Supplied records:
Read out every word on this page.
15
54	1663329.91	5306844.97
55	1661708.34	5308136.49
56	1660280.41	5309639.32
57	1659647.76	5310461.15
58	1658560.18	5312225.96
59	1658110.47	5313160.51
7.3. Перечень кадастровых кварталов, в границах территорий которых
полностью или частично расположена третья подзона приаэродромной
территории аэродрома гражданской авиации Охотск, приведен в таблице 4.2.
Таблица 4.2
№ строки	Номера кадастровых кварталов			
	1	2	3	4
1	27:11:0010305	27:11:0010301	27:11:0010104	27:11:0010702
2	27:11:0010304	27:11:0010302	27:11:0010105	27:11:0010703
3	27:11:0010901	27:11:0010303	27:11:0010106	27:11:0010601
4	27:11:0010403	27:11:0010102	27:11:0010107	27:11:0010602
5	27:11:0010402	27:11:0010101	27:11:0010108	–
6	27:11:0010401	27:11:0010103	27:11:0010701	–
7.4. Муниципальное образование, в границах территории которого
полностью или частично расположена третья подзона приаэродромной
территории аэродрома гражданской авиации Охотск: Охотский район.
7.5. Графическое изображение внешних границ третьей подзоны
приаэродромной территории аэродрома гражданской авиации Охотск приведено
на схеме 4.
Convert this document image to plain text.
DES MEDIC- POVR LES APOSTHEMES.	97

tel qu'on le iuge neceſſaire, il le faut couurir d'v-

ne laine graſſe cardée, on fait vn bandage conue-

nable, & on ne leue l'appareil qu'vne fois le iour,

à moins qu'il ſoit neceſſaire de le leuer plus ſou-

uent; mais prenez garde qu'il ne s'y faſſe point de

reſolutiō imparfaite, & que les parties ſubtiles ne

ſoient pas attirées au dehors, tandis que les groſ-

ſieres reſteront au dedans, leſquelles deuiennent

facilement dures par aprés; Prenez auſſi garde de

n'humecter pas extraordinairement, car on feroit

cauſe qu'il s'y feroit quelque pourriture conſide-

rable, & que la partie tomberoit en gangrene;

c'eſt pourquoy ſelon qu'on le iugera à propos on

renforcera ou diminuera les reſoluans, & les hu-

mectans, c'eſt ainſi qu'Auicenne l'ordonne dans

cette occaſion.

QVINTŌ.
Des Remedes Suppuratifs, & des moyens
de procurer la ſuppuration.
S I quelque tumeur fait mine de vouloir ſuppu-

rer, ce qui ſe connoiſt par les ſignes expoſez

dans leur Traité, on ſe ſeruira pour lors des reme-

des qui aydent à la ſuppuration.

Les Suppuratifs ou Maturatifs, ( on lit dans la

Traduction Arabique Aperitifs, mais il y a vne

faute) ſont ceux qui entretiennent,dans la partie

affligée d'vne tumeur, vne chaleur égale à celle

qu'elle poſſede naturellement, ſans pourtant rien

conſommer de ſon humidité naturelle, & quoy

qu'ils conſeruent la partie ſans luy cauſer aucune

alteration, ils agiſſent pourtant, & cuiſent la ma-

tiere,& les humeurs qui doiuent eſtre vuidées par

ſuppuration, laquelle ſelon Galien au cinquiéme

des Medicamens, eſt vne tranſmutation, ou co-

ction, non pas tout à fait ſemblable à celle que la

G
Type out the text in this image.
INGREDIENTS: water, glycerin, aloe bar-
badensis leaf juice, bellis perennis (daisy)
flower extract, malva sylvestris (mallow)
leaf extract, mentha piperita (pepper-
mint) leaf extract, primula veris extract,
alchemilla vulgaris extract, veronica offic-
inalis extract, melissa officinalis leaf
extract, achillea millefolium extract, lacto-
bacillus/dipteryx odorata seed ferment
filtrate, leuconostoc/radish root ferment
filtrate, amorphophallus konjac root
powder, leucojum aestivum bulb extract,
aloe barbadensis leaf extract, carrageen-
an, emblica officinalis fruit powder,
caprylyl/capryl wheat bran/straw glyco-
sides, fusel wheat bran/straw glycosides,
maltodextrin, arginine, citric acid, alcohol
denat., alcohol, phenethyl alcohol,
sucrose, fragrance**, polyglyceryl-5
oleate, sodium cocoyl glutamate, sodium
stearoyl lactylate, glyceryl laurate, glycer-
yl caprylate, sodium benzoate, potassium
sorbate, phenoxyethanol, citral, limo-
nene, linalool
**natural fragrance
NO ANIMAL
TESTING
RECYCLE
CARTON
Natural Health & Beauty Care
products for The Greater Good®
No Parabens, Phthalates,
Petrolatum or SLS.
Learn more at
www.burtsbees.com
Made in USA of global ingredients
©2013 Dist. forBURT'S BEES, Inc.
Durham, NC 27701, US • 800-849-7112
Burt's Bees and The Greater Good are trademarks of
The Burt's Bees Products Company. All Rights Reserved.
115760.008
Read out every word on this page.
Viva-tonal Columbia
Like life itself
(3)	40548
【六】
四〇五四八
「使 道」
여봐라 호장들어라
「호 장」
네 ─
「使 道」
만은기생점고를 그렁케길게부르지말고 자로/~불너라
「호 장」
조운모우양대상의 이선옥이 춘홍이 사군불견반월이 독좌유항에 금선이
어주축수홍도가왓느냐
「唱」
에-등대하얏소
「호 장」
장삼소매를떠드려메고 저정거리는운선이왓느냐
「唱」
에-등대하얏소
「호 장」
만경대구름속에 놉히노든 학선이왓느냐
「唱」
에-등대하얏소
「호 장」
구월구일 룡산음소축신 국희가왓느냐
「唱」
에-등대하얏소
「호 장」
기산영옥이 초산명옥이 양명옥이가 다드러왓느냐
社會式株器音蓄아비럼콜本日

Aim of the task:
Reproduce the material verbatim, line by line.

Reply to the exercise:
Read out every word on this page.
15
54	1663329.91	5306844.97
55	1661708.34	5308136.49
56	1660280.41	5309639.32
57	1659647.76	5310461.15
58	1658560.18	5312225.96
59	1658110.47	5313160.51
7.3. Перечень кадастровых кварталов, в границах территорий которых
полностью или частично расположена третья подзона приаэродромной
территории аэродрома гражданской авиации Охотск, приведен в таблице 4.2.
Таблица 4.2
№ строки	Номера кадастровых кварталов			
	1	2	3	4
1	27:11:0010305	27:11:0010301	27:11:0010104	27:11:0010702
2	27:11:0010304	27:11:0010302	27:11:0010105	27:11:0010703
3	27:11:0010901	27:11:0010303	27:11:0010106	27:11:0010601
4	27:11:0010403	27:11:0010102	27:11:0010107	27:11:0010602
5	27:11:0010402	27:11:0010101	27:11:0010108	–
6	27:11:0010401	27:11:0010103	27:11:0010701	–
7.4. Муниципальное образование, в границах территории которого
полностью или частично расположена третья подзона приаэродромной
территории аэродрома гражданской авиации Охотск: Охотский район.
7.5. Графическое изображение внешних границ третьей подзоны
приаэродромной территории аэродрома гражданской авиации Охотск приведено
на схеме 4.
Convert this document image to plain text.
DES MEDIC- POVR LES APOSTHEMES.	97

tel qu'on le iuge neceſſaire, il le faut couurir d'v-

ne laine graſſe cardée, on fait vn bandage conue-

nable, & on ne leue l'appareil qu'vne fois le iour,

à moins qu'il ſoit neceſſaire de le leuer plus ſou-

uent; mais prenez garde qu'il ne s'y faſſe point de

reſolutiō imparfaite, & que les parties ſubtiles ne

ſoient pas attirées au dehors, tandis que les groſ-

ſieres reſteront au dedans, leſquelles deuiennent

facilement dures par aprés; Prenez auſſi garde de

n'humecter pas extraordinairement, car on feroit

cauſe qu'il s'y feroit quelque pourriture conſide-

rable, & que la partie tomberoit en gangrene;

c'eſt pourquoy ſelon qu'on le iugera à propos on

renforcera ou diminuera les reſoluans, & les hu-

mectans, c'eſt ainſi qu'Auicenne l'ordonne dans

cette occaſion.

QVINTŌ.
Des Remedes Suppuratifs, & des moyens
de procurer la ſuppuration.
S I quelque tumeur fait mine de vouloir ſuppu-

rer, ce qui ſe connoiſt par les ſignes expoſez

dans leur Traité, on ſe ſeruira pour lors des reme-

des qui aydent à la ſuppuration.

Les Suppuratifs ou Maturatifs, ( on lit dans la

Traduction Arabique Aperitifs, mais il y a vne

faute) ſont ceux qui entretiennent,dans la partie

affligée d'vne tumeur, vne chaleur égale à celle

qu'elle poſſede naturellement, ſans pourtant rien

conſommer de ſon humidité naturelle, & quoy

qu'ils conſeruent la partie ſans luy cauſer aucune

alteration, ils agiſſent pourtant, & cuiſent la ma-

tiere,& les humeurs qui doiuent eſtre vuidées par

ſuppuration, laquelle ſelon Galien au cinquiéme

des Medicamens, eſt vne tranſmutation, ou co-

ction, non pas tout à fait ſemblable à celle que la

G
Type out the text in this image.
INGREDIENTS: water, glycerin, aloe bar-
badensis leaf juice, bellis perennis (daisy)
flower extract, malva sylvestris (mallow)
leaf extract, mentha piperita (pepper-
mint) leaf extract, primula veris extract,
alchemilla vulgaris extract, veronica offic-
inalis extract, melissa officinalis leaf
extract, achillea millefolium extract, lacto-
bacillus/dipteryx odorata seed ferment
filtrate, leuconostoc/radish root ferment
filtrate, amorphophallus konjac root
powder, leucojum aestivum bulb extract,
aloe barbadensis leaf extract, carrageen-
an, emblica officinalis fruit powder,
caprylyl/capryl wheat bran/straw glyco-
sides, fusel wheat bran/straw glycosides,
maltodextrin, arginine, citric acid, alcohol
denat., alcohol, phenethyl alcohol,
sucrose, fragrance**, polyglyceryl-5
oleate, sodium cocoyl glutamate, sodium
stearoyl lactylate, glyceryl laurate, glycer-
yl caprylate, sodium benzoate, potassium
sorbate, phenoxyethanol, citral, limo-
nene, linalool
**natural fragrance
NO ANIMAL
TESTING
RECYCLE
CARTON
Natural Health & Beauty Care
products for The Greater Good®
No Parabens, Phthalates,
Petrolatum or SLS.
Learn more at
www.burtsbees.com
Made in USA of global ingredients
©2013 Dist. forBURT'S BEES, Inc.
Durham, NC 27701, US • 800-849-7112
Burt's Bees and The Greater Good are trademarks of
The Burt's Bees Products Company. All Rights Reserved.
115760.008
Read out every word on this page.
Viva-tonal Columbia
Like life itself
(3)	40548
【六】
四〇五四八
「使 道」
여봐라 호장들어라
「호 장」
네 ─
「使 道」
만은기생점고를 그렁케길게부르지말고 자로/~불너라
「호 장」
조운모우양대상의 이선옥이 춘홍이 사군불견반월이 독좌유항에 금선이
어주축수홍도가왓느냐
「唱」
에-등대하얏소
「호 장」
장삼소매를떠드려메고 저정거리는운선이왓느냐
「唱」
에-등대하얏소
「호 장」
만경대구름속에 놉히노든 학선이왓느냐
「唱」
에-등대하얏소
「호 장」
구월구일 룡산음소축신 국희가왓느냐
「唱」
에-등대하얏소
「호 장」
기산영옥이 초산명옥이 양명옥이가 다드러왓느냐
社會式株器音蓄아비럼콜本日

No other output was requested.